What is required
Leaving out the pictures, please retype each record exactly.

Records to use
▼▼▼
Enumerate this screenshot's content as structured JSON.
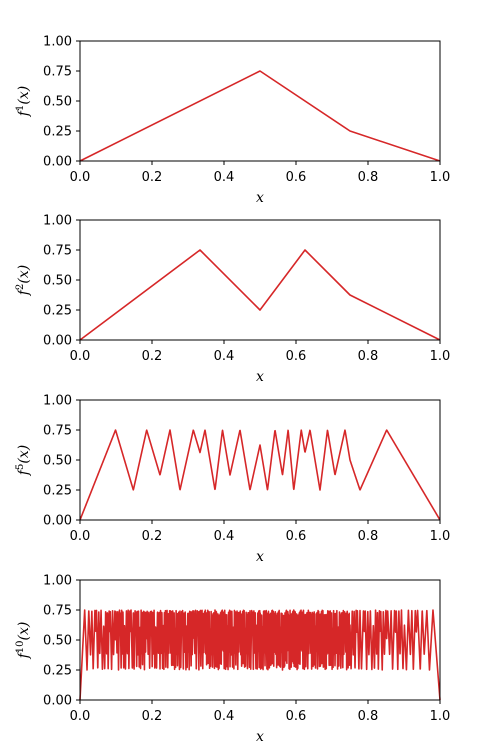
{
  "chart_data": [
    {
      "type": "line",
      "xlabel": "x",
      "ylabel": "f",
      "ylabel_sup": "1",
      "ylabel_tail": "(x)",
      "xlim": [
        0,
        1
      ],
      "ylim": [
        0,
        1
      ],
      "xticks": [
        "0.0",
        "0.2",
        "0.4",
        "0.6",
        "0.8",
        "1.0"
      ],
      "yticks": [
        "0.00",
        "0.25",
        "0.50",
        "0.75",
        "1.00"
      ],
      "grid": false,
      "color": "#d62728",
      "iterations": 1,
      "series": [
        {
          "x": [
            0,
            0.5,
            0.75,
            1
          ],
          "y": [
            0,
            0.75,
            0.25,
            0
          ]
        }
      ]
    },
    {
      "type": "line",
      "xlabel": "x",
      "ylabel": "f",
      "ylabel_sup": "2",
      "ylabel_tail": "(x)",
      "xlim": [
        0,
        1
      ],
      "ylim": [
        0,
        1
      ],
      "xticks": [
        "0.0",
        "0.2",
        "0.4",
        "0.6",
        "0.8",
        "1.0"
      ],
      "yticks": [
        "0.00",
        "0.25",
        "0.50",
        "0.75",
        "1.00"
      ],
      "grid": false,
      "color": "#d62728",
      "iterations": 2,
      "series": [
        {
          "x": [
            0,
            0.3333,
            0.5,
            0.625,
            0.75,
            1
          ],
          "y": [
            0,
            0.75,
            0.25,
            0.75,
            0.375,
            0
          ]
        }
      ]
    },
    {
      "type": "line",
      "xlabel": "x",
      "ylabel": "f",
      "ylabel_sup": "5",
      "ylabel_tail": "(x)",
      "xlim": [
        0,
        1
      ],
      "ylim": [
        0,
        1
      ],
      "xticks": [
        "0.0",
        "0.2",
        "0.4",
        "0.6",
        "0.8",
        "1.0"
      ],
      "yticks": [
        "0.00",
        "0.25",
        "0.50",
        "0.75",
        "1.00"
      ],
      "grid": false,
      "color": "#d62728",
      "iterations": 5
    },
    {
      "type": "line",
      "xlabel": "x",
      "ylabel": "f",
      "ylabel_sup": "10",
      "ylabel_tail": "(x)",
      "xlim": [
        0,
        1
      ],
      "ylim": [
        0,
        1
      ],
      "xticks": [
        "0.0",
        "0.2",
        "0.4",
        "0.6",
        "0.8",
        "1.0"
      ],
      "yticks": [
        "0.00",
        "0.25",
        "0.50",
        "0.75",
        "1.00"
      ],
      "grid": false,
      "color": "#d62728",
      "iterations": 10
    }
  ]
}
▲▲▲
Exercise response
Enumerate this screenshot's content as structured JSON.
{
  "chart_data": [
    {
      "type": "line",
      "xlabel": "x",
      "ylabel": "f",
      "ylabel_sup": "1",
      "ylabel_tail": "(x)",
      "xlim": [
        0,
        1
      ],
      "ylim": [
        0,
        1
      ],
      "xticks": [
        "0.0",
        "0.2",
        "0.4",
        "0.6",
        "0.8",
        "1.0"
      ],
      "yticks": [
        "0.00",
        "0.25",
        "0.50",
        "0.75",
        "1.00"
      ],
      "grid": false,
      "color": "#d62728",
      "iterations": 1,
      "series": [
        {
          "x": [
            0,
            0.5,
            0.75,
            1
          ],
          "y": [
            0,
            0.75,
            0.25,
            0
          ]
        }
      ]
    },
    {
      "type": "line",
      "xlabel": "x",
      "ylabel": "f",
      "ylabel_sup": "2",
      "ylabel_tail": "(x)",
      "xlim": [
        0,
        1
      ],
      "ylim": [
        0,
        1
      ],
      "xticks": [
        "0.0",
        "0.2",
        "0.4",
        "0.6",
        "0.8",
        "1.0"
      ],
      "yticks": [
        "0.00",
        "0.25",
        "0.50",
        "0.75",
        "1.00"
      ],
      "grid": false,
      "color": "#d62728",
      "iterations": 2,
      "series": [
        {
          "x": [
            0,
            0.3333,
            0.5,
            0.625,
            0.75,
            1
          ],
          "y": [
            0,
            0.75,
            0.25,
            0.75,
            0.375,
            0
          ]
        }
      ]
    },
    {
      "type": "line",
      "xlabel": "x",
      "ylabel": "f",
      "ylabel_sup": "5",
      "ylabel_tail": "(x)",
      "xlim": [
        0,
        1
      ],
      "ylim": [
        0,
        1
      ],
      "xticks": [
        "0.0",
        "0.2",
        "0.4",
        "0.6",
        "0.8",
        "1.0"
      ],
      "yticks": [
        "0.00",
        "0.25",
        "0.50",
        "0.75",
        "1.00"
      ],
      "grid": false,
      "color": "#d62728",
      "iterations": 5
    },
    {
      "type": "line",
      "xlabel": "x",
      "ylabel": "f",
      "ylabel_sup": "10",
      "ylabel_tail": "(x)",
      "xlim": [
        0,
        1
      ],
      "ylim": [
        0,
        1
      ],
      "xticks": [
        "0.0",
        "0.2",
        "0.4",
        "0.6",
        "0.8",
        "1.0"
      ],
      "yticks": [
        "0.00",
        "0.25",
        "0.50",
        "0.75",
        "1.00"
      ],
      "grid": false,
      "color": "#d62728",
      "iterations": 10
    }
  ]
}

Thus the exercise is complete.